**WRITTEN TASK**
Go through the records and copy each line where the word "from" occurs.

**DATASET**
§
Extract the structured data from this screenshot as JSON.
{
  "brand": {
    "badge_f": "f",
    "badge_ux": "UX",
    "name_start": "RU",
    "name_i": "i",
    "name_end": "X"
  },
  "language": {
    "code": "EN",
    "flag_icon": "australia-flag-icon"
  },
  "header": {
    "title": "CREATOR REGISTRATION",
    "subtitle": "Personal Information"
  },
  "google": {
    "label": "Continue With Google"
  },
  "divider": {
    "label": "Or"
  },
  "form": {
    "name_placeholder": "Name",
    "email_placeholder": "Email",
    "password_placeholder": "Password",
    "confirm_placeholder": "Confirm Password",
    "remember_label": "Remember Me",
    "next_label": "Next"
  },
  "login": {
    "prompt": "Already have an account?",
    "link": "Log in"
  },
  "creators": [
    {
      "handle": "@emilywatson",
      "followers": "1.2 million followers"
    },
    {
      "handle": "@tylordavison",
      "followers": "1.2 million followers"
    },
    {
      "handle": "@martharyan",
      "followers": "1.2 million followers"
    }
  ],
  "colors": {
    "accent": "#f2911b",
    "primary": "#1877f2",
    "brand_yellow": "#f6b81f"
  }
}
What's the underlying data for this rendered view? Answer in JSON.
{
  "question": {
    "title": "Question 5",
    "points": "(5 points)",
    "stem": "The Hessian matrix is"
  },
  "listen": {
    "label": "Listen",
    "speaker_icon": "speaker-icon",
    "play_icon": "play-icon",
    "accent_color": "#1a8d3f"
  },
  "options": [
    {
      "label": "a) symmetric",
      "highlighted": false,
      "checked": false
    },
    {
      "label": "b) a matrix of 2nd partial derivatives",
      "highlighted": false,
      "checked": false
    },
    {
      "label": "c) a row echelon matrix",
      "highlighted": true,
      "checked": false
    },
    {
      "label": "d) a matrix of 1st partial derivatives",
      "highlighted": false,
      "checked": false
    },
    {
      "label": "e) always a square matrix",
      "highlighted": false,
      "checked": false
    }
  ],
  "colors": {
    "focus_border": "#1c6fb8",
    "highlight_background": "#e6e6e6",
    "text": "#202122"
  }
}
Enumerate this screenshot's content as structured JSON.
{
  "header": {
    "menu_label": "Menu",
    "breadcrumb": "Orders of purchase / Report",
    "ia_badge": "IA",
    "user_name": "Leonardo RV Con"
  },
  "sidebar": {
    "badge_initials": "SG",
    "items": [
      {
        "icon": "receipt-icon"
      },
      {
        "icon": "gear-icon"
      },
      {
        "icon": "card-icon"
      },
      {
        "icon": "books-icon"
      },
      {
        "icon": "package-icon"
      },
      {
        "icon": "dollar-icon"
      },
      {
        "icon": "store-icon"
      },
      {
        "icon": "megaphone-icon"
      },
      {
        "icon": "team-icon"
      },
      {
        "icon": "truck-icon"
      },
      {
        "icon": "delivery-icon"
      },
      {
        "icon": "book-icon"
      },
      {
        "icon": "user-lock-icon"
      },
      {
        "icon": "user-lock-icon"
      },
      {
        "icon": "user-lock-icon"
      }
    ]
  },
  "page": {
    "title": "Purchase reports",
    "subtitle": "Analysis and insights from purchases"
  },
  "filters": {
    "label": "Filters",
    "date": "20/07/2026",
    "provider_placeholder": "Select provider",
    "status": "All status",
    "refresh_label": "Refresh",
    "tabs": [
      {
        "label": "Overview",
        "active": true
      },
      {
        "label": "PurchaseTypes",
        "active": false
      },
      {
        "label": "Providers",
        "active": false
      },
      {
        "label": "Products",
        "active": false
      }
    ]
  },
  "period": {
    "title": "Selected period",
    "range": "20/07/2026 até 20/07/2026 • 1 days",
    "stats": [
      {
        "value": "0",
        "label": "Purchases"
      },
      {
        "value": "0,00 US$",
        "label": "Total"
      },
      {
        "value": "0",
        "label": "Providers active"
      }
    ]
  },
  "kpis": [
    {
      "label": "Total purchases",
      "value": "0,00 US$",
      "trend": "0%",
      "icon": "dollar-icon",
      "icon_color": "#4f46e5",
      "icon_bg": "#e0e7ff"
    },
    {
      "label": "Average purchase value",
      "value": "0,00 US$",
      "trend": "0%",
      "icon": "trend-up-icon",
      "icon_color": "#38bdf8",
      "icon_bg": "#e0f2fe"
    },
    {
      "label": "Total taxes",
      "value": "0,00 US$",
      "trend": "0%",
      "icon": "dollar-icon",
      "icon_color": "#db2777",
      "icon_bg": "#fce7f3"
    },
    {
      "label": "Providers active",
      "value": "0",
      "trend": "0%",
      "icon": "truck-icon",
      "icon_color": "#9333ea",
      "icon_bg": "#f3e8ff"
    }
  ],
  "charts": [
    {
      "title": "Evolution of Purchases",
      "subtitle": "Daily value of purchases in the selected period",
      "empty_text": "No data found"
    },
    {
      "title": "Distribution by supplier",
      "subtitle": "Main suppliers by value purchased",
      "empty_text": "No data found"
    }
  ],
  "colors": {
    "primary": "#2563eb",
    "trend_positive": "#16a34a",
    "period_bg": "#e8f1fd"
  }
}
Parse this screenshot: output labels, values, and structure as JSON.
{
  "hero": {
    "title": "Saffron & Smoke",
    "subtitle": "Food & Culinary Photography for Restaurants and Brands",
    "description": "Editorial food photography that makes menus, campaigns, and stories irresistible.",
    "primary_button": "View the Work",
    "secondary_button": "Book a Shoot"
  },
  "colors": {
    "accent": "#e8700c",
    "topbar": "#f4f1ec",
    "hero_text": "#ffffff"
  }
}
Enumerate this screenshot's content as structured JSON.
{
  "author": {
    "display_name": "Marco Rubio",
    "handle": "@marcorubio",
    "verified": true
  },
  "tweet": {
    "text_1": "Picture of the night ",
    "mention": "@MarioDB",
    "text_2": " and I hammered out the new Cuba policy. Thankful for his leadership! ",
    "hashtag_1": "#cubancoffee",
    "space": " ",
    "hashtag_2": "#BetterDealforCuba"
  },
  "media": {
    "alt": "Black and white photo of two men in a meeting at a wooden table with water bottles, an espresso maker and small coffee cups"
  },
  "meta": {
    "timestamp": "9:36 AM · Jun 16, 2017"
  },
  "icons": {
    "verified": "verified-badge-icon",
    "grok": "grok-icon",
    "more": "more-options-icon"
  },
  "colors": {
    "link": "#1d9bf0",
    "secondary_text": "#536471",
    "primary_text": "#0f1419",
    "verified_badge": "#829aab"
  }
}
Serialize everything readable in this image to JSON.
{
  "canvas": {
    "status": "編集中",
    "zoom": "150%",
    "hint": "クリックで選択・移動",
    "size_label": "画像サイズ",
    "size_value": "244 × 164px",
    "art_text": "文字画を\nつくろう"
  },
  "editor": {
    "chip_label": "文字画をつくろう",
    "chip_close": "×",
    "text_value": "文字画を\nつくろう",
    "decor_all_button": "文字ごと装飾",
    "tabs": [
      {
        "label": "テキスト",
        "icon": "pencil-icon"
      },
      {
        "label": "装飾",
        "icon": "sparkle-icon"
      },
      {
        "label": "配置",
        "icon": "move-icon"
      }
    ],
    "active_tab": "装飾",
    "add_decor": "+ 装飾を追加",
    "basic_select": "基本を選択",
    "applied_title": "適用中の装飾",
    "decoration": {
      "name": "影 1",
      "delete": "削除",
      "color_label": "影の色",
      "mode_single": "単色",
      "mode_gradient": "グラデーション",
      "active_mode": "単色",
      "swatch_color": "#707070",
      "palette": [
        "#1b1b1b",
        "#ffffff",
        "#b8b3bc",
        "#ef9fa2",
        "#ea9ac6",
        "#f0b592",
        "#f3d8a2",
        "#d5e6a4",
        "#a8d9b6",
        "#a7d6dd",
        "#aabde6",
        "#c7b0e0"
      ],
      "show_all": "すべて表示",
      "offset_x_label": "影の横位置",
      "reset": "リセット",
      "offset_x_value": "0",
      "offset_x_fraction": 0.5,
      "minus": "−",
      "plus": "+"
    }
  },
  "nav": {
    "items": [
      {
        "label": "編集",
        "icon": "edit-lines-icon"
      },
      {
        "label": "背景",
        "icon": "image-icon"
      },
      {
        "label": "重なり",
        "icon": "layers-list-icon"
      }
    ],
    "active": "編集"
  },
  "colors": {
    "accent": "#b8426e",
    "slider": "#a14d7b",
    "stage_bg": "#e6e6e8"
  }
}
§
**RESULT**
Extract the structured data from this screenshot as JSON.
    "subtitle": "Analysis and insights from purchases"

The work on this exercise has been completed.